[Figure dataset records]

******

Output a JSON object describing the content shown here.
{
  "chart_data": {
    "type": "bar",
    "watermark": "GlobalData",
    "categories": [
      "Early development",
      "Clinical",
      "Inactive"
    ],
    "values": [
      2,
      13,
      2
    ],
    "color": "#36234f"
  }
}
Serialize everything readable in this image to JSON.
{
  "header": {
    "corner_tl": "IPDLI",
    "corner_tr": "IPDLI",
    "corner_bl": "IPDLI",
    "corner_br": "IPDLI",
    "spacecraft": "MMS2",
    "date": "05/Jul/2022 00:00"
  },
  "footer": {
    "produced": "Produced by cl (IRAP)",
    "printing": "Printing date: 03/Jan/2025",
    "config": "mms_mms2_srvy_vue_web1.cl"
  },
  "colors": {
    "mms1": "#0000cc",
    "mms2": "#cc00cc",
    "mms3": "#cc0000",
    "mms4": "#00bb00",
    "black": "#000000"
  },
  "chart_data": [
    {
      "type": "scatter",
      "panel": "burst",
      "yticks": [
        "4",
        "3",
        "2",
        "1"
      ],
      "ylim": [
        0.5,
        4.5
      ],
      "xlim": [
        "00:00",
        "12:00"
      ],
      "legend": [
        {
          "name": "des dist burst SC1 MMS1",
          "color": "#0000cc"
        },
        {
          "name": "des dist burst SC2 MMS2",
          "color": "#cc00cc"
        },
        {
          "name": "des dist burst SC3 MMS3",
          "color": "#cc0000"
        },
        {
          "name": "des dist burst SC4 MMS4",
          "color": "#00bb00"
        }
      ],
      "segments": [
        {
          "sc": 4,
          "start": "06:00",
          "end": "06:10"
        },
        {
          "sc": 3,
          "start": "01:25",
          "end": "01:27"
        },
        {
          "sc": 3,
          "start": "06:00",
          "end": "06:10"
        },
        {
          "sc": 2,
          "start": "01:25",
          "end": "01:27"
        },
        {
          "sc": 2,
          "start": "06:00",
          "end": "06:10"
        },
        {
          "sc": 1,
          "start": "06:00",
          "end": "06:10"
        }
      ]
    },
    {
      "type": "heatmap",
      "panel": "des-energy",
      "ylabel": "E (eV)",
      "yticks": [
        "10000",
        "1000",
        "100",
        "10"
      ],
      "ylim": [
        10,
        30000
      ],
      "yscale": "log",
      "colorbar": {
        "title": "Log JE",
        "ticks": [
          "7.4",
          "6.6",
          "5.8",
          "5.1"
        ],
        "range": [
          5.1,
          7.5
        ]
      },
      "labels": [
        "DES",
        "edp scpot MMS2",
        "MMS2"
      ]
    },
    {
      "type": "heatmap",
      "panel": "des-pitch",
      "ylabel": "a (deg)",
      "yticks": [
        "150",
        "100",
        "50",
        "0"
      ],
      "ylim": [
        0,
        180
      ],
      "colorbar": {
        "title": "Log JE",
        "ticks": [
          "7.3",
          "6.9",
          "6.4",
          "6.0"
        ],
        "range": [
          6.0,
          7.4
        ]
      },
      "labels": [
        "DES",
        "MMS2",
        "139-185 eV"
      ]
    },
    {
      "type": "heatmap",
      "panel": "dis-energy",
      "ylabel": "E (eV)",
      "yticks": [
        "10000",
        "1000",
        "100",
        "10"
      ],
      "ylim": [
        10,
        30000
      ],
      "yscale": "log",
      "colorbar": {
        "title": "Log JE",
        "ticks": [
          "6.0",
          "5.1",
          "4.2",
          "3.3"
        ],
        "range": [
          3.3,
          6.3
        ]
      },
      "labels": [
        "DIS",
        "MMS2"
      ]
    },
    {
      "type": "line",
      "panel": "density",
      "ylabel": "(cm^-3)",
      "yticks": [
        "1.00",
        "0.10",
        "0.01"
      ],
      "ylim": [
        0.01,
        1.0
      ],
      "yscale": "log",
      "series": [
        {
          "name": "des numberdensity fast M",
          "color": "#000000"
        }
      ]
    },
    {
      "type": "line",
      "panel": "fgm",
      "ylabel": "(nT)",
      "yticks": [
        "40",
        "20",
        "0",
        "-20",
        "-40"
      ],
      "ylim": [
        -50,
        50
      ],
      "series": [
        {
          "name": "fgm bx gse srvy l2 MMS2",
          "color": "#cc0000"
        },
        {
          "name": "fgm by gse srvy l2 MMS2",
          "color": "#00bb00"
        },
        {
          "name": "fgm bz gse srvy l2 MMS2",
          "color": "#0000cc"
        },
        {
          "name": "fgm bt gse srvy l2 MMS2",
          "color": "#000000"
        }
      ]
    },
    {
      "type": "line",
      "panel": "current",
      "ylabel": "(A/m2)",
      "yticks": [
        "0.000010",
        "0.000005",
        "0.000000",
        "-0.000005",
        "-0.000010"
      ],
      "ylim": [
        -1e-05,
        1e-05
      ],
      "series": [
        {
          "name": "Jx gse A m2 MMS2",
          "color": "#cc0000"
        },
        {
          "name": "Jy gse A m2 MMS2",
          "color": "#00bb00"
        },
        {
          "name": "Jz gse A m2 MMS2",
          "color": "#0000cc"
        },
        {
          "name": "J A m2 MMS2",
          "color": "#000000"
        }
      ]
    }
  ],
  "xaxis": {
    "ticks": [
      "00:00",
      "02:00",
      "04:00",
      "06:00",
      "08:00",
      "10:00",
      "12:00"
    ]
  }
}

******

INSTRUCTIONS TO FOLLOW: Copy out each line in the preceding records that contains "panel".

OUTPUT FOR THIS TASK:
      "panel": "burst",
      "panel": "des-energy",
      "panel": "des-pitch",
      "panel": "dis-energy",
      "panel": "density",
      "panel": "fgm",
      "panel": "current",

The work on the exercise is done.